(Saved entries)
▼

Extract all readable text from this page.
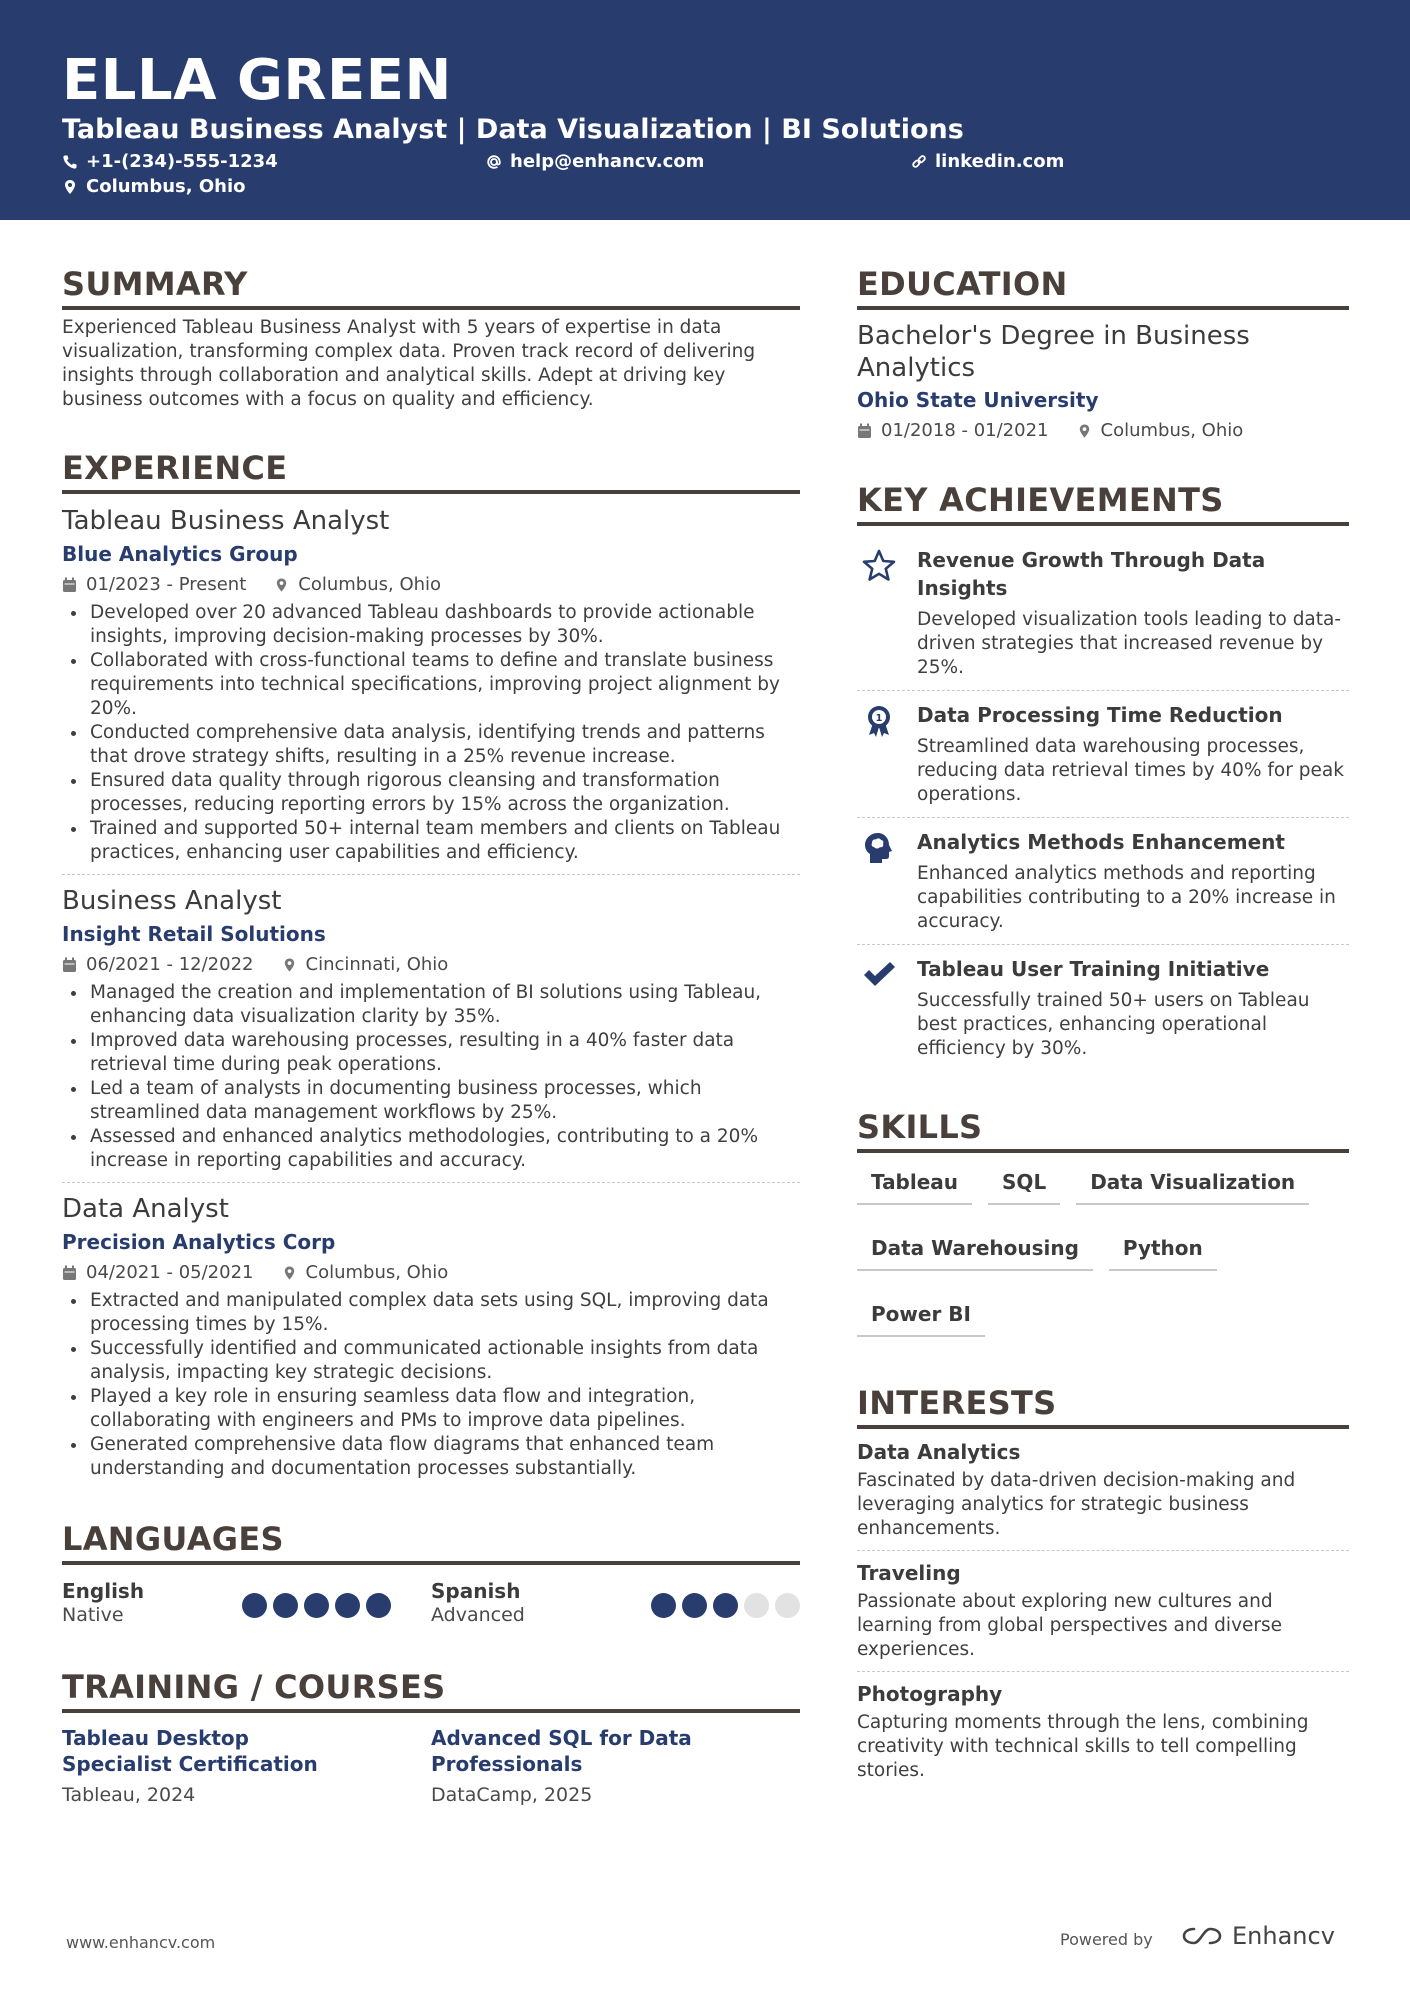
ELLA GREEN
Tableau Business Analyst | Data Visualization | BI Solutions
+1-(234)-555-1234	help@enhancv.com	linkedin.com
Columbus, Ohio
SUMMARY
Experienced Tableau Business Analyst with 5 years of expertise in data visualization, transforming complex data. Proven track record of delivering insights through collaboration and analytical skills. Adept at driving key business outcomes with a focus on quality and efficiency.
EXPERIENCE
Tableau Business Analyst
Blue Analytics Group
01/2023 - Present	Columbus, Ohio
Developed over 20 advanced Tableau dashboards to provide actionable insights, improving decision-making processes by 30%.
Collaborated with cross-functional teams to define and translate business requirements into technical specifications, improving project alignment by 20%.
Conducted comprehensive data analysis, identifying trends and patterns that drove strategy shifts, resulting in a 25% revenue increase.
Ensured data quality through rigorous cleansing and transformation processes, reducing reporting errors by 15% across the organization.
Trained and supported 50+ internal team members and clients on Tableau practices, enhancing user capabilities and efficiency.
Business Analyst
Insight Retail Solutions
06/2021 - 12/2022	Cincinnati, Ohio
Managed the creation and implementation of BI solutions using Tableau, enhancing data visualization clarity by 35%.
Improved data warehousing processes, resulting in a 40% faster data retrieval time during peak operations.
Led a team of analysts in documenting business processes, which streamlined data management workflows by 25%.
Assessed and enhanced analytics methodologies, contributing to a 20% increase in reporting capabilities and accuracy.
Data Analyst
Precision Analytics Corp
04/2021 - 05/2021	Columbus, Ohio
Extracted and manipulated complex data sets using SQL, improving data processing times by 15%.
Successfully identified and communicated actionable insights from data analysis, impacting key strategic decisions.
Played a key role in ensuring seamless data flow and integration, collaborating with engineers and PMs to improve data pipelines.
Generated comprehensive data flow diagrams that enhanced team understanding and documentation processes substantially.
LANGUAGES
English
Native
Spanish
Advanced
TRAINING / COURSES
Tableau Desktop Specialist Certification
Tableau, 2024
Advanced SQL for Data Professionals
DataCamp, 2025
EDUCATION
Bachelor's Degree in Business Analytics
Ohio State University
01/2018 - 01/2021	Columbus, Ohio
KEY ACHIEVEMENTS
Revenue Growth Through Data Insights
Developed visualization tools leading to data-driven strategies that increased revenue by 25%.
1 Data Processing Time Reduction
Streamlined data warehousing processes, reducing data retrieval times by 40% for peak operations.
Analytics Methods Enhancement
Enhanced analytics methods and reporting capabilities contributing to a 20% increase in accuracy.
Tableau User Training Initiative
Successfully trained 50+ users on Tableau best practices, enhancing operational efficiency by 30%.
SKILLS
Tableau	SQL	Data Visualization
Data Warehousing	Python
Power BI
INTERESTS
Data Analytics
Fascinated by data-driven decision-making and leveraging analytics for strategic business enhancements.
Traveling
Passionate about exploring new cultures and learning from global perspectives and diverse experiences.
Photography
Capturing moments through the lens, combining creativity with technical skills to tell compelling stories.
www.enhancv.com	Powered by	Enhancv
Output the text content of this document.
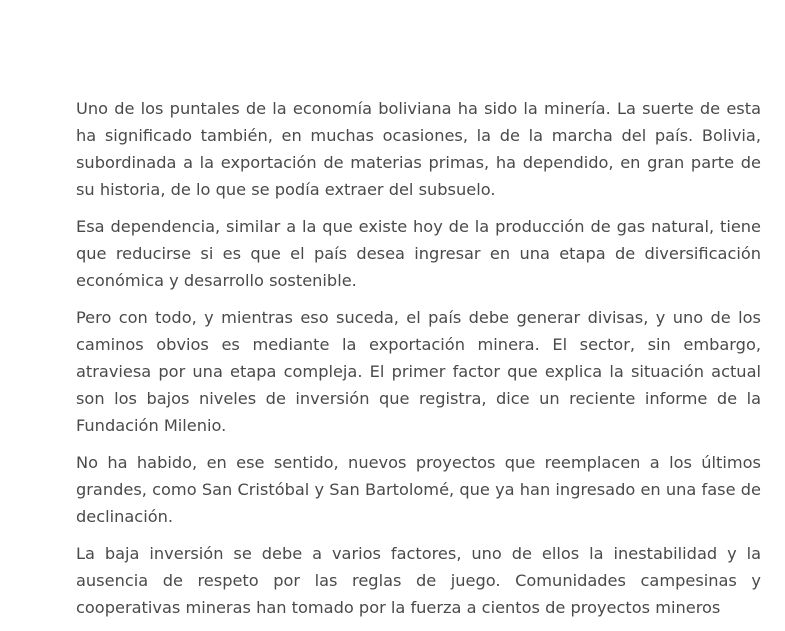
Uno de los puntales de la economía boliviana ha sido la minería. La suerte de esta ha significado también, en muchas ocasiones, la de la marcha del país. Bolivia, subordinada a la exportación de materias primas, ha dependido, en gran parte de su historia, de lo que se podía extraer del subsuelo.

Esa dependencia, similar a la que existe hoy de la producción de gas natural, tiene que reducirse si es que el país desea ingresar en una etapa de diversificación económica y desarrollo sostenible.

Pero con todo, y mientras eso suceda, el país debe generar divisas, y uno de los caminos obvios es mediante la exportación minera. El sector, sin embargo, atraviesa por una etapa compleja. El primer factor que explica la situación actual son los bajos niveles de inversión que registra, dice un reciente informe de la Fundación Milenio.

No ha habido, en ese sentido, nuevos proyectos que reemplacen a los últimos grandes, como San Cristóbal y San Bartolomé, que ya han ingresado en una fase de declinación.

La baja inversión se debe a varios factores, uno de ellos la inestabilidad y la ausencia de respeto por las reglas de juego. Comunidades campesinas y cooperativas mineras han tomado por la fuerza a cientos de proyectos mineros
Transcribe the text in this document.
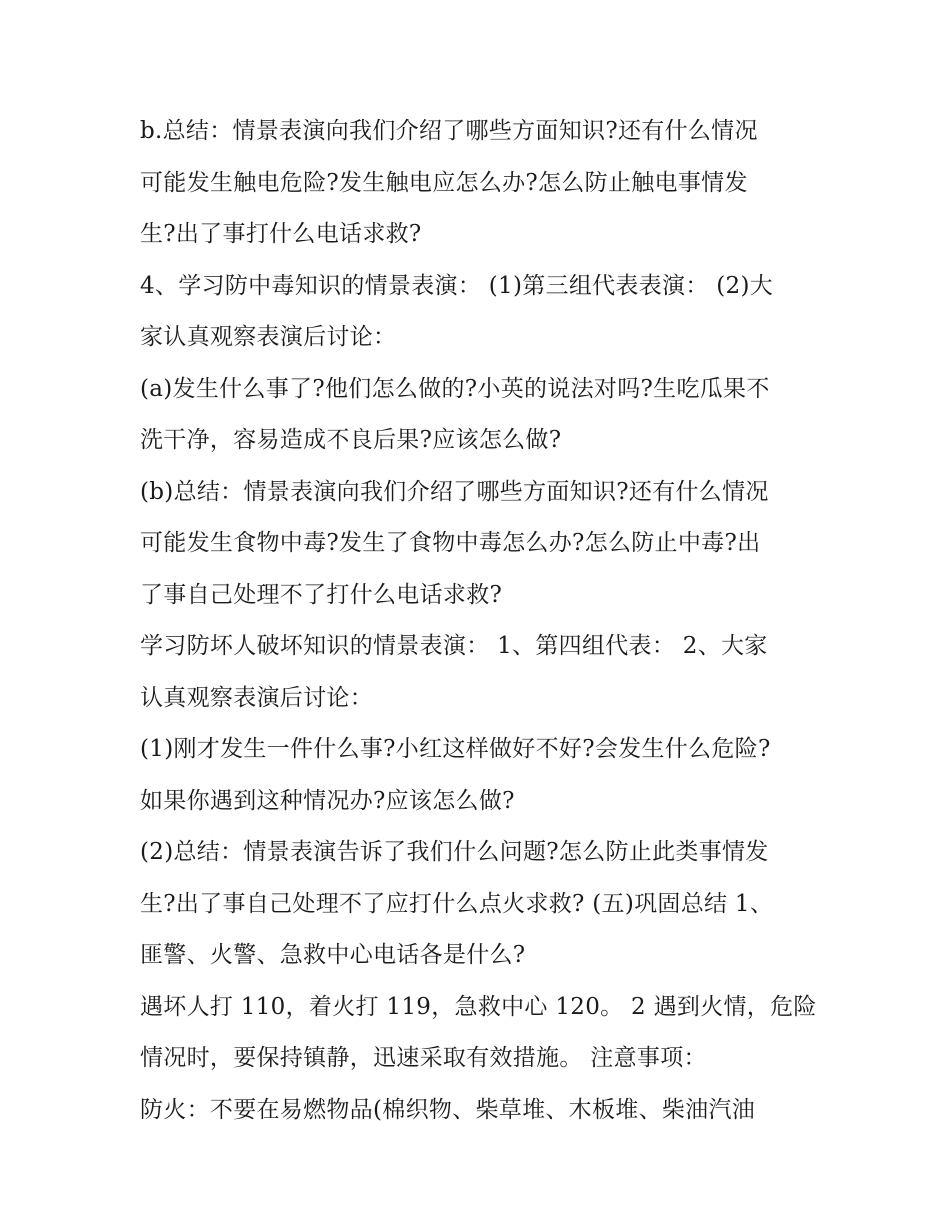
b.总结：情景表演向我们介绍了哪些方面知识?还有什么情况
可能发生触电危险?发生触电应怎么办?怎么防止触电事情发
生?出了事打什么电话求救?
4、学习防中毒知识的情景表演： (1)第三组代表表演： (2)大
家认真观察表演后讨论：
(a)发生什么事了?他们怎么做的?小英的说法对吗?生吃瓜果不
洗干净，容易造成不良后果?应该怎么做?
(b)总结：情景表演向我们介绍了哪些方面知识?还有什么情况
可能发生食物中毒?发生了食物中毒怎么办?怎么防止中毒?出
了事自己处理不了打什么电话求救?
学习防坏人破坏知识的情景表演： 1、第四组代表： 2、大家
认真观察表演后讨论：
(1)刚才发生一件什么事?小红这样做好不好?会发生什么危险?
如果你遇到这种情况办?应该怎么做?
(2)总结：情景表演告诉了我们什么问题?怎么防止此类事情发
生?出了事自己处理不了应打什么点火求救? (五)巩固总结 1、
匪警、火警、急救中心电话各是什么?
遇坏人打 110，着火打 119，急救中心 120。 2 遇到火情，危险
情况时，要保持镇静，迅速采取有效措施。 注意事项：
防火：不要在易燃物品(棉织物、柴草堆、木板堆、柴油汽油
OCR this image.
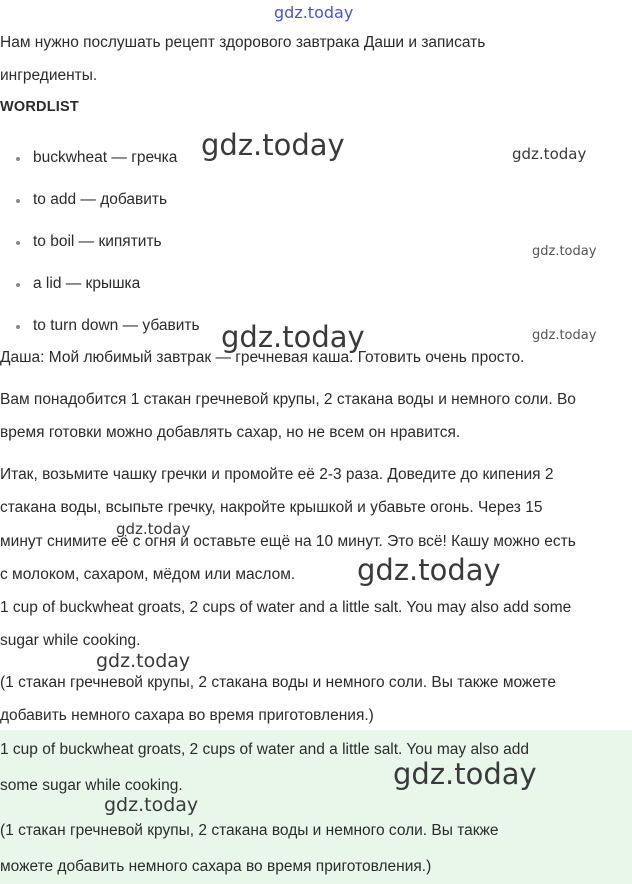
gdz.today
Нам нужно послушать рецепт здорового завтрака Даши и записать
ингредиенты.
WORDLIST
buckwheat — гречка
to add — добавить
to boil — кипятить
a lid — крышка
to turn down — убавить
Даша: Мой любимый завтрак — гречневая каша. Готовить очень просто.
Вам понадобится 1 стакан гречневой крупы, 2 стакана воды и немного соли. Во
время готовки можно добавлять сахар, но не всем он нравится.
Итак, возьмите чашку гречки и промойте её 2-3 раза. Доведите до кипения 2
стакана воды, всыпьте гречку, накройте крышкой и убавьте огонь. Через 15
минут снимите её с огня и оставьте ещё на 10 минут. Это всё! Кашу можно есть
с молоком, сахаром, мёдом или маслом.
1 cup of buckwheat groats, 2 cups of water and a little salt. You may also add some
sugar while cooking.
(1 стакан гречневой крупы, 2 стакана воды и немного соли. Вы также можете
добавить немного сахара во время приготовления.)
1 cup of buckwheat groats, 2 cups of water and a little salt. You may also add
some sugar while cooking.
(1 стакан гречневой крупы, 2 стакана воды и немного соли. Вы также
можете добавить немного сахара во время приготовления.)
gdz.today	gdz.today
gdz.today
gdz.today	gdz.today
gdz.today
gdz.today
gdz.today
gdz.today
gdz.today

▲

Problem statement
Go through the records and gather the lines that hold "comprehensive".

Response to the task
Conducted comprehensive data analysis, identifying trends and patterns that drove strategy shifts, resulting in a 25% revenue increase.
Generated comprehensive data flow diagrams that enhanced team understanding and documentation processes substantially.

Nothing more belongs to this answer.